*** Entries provided
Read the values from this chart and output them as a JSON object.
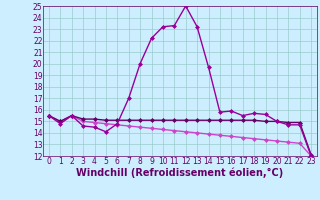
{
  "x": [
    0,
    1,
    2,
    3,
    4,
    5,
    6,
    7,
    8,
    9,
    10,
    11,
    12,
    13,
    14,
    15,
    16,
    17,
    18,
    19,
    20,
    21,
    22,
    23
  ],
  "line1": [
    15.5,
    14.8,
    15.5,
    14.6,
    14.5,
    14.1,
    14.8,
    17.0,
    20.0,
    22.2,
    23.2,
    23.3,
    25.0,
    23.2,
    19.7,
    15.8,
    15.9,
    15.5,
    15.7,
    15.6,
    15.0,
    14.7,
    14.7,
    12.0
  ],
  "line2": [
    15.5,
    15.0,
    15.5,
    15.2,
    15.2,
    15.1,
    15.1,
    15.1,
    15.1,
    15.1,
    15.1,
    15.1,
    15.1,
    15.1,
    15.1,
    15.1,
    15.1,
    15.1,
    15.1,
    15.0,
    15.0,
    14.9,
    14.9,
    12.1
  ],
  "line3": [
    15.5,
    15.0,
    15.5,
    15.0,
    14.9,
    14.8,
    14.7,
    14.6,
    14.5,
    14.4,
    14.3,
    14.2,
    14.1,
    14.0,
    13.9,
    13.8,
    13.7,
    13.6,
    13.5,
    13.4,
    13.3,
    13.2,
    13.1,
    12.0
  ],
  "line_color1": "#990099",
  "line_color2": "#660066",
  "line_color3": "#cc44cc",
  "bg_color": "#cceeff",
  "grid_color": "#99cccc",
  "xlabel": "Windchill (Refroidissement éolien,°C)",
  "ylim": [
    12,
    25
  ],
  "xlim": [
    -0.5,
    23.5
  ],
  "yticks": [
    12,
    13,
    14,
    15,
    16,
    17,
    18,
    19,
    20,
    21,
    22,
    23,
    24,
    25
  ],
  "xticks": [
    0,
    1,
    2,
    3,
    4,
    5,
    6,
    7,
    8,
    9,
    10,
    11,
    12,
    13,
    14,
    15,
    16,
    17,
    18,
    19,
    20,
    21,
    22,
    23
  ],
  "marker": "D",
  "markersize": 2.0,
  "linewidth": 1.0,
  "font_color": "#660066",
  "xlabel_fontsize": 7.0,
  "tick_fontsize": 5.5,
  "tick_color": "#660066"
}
******
*** Entries provided
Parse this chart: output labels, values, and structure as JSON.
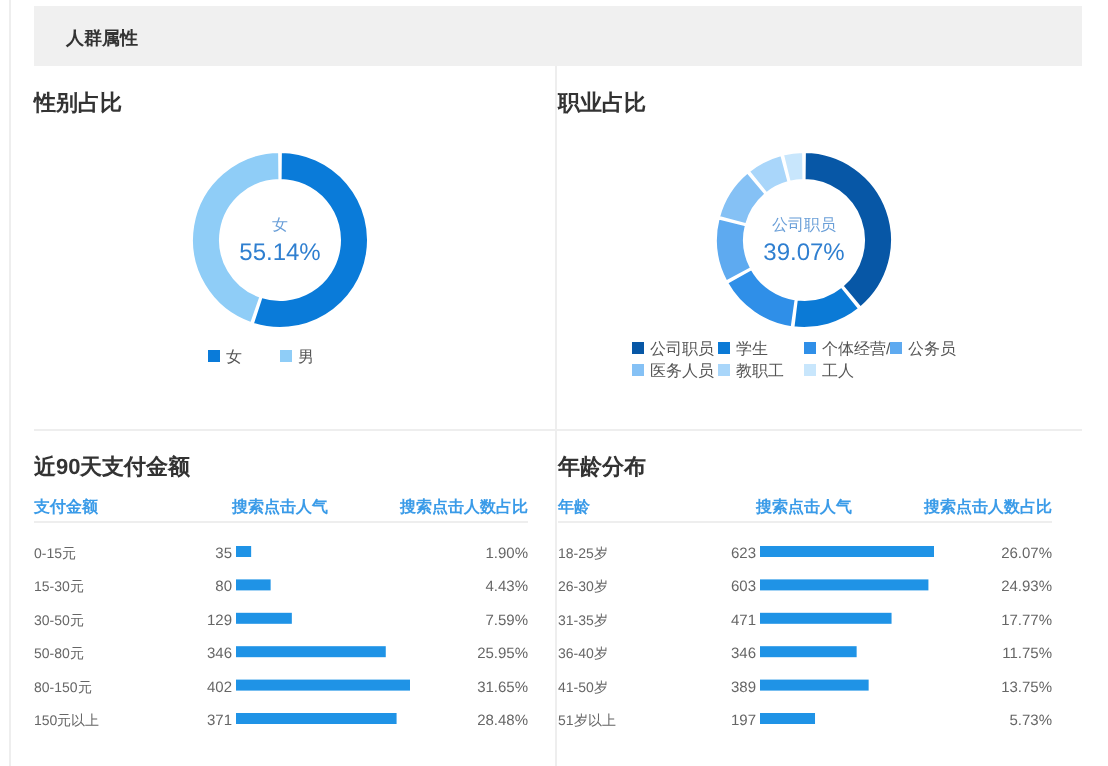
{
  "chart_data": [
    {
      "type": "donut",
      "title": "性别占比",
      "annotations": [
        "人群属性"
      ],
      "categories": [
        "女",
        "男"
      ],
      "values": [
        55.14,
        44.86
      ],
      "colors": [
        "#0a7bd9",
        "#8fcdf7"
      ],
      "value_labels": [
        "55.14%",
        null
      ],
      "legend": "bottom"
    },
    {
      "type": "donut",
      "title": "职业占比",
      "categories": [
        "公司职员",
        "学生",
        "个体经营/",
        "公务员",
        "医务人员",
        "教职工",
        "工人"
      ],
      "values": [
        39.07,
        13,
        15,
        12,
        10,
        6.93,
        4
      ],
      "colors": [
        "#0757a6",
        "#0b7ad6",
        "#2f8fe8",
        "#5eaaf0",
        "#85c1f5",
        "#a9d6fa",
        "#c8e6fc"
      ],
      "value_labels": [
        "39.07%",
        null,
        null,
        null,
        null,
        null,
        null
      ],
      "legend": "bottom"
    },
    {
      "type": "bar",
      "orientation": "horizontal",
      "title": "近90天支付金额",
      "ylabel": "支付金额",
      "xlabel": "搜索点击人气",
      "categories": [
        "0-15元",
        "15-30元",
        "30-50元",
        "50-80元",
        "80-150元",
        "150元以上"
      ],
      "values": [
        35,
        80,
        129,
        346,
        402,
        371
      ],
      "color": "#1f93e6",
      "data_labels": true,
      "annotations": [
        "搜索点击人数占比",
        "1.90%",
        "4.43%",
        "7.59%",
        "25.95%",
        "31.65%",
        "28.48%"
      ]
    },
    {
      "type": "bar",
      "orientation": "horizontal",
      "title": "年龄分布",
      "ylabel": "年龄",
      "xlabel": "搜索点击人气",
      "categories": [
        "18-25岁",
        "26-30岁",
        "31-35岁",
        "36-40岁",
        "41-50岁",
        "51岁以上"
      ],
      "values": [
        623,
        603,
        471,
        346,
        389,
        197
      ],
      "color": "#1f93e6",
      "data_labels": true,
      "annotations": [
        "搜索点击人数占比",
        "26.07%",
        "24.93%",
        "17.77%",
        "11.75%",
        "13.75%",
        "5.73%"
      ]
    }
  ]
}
******
### The task:
Show every line that contains the word "output".

### Task solution:
Read the values from this chart and output them as a JSON object.
Parse this chart: output labels, values, and structure as JSON.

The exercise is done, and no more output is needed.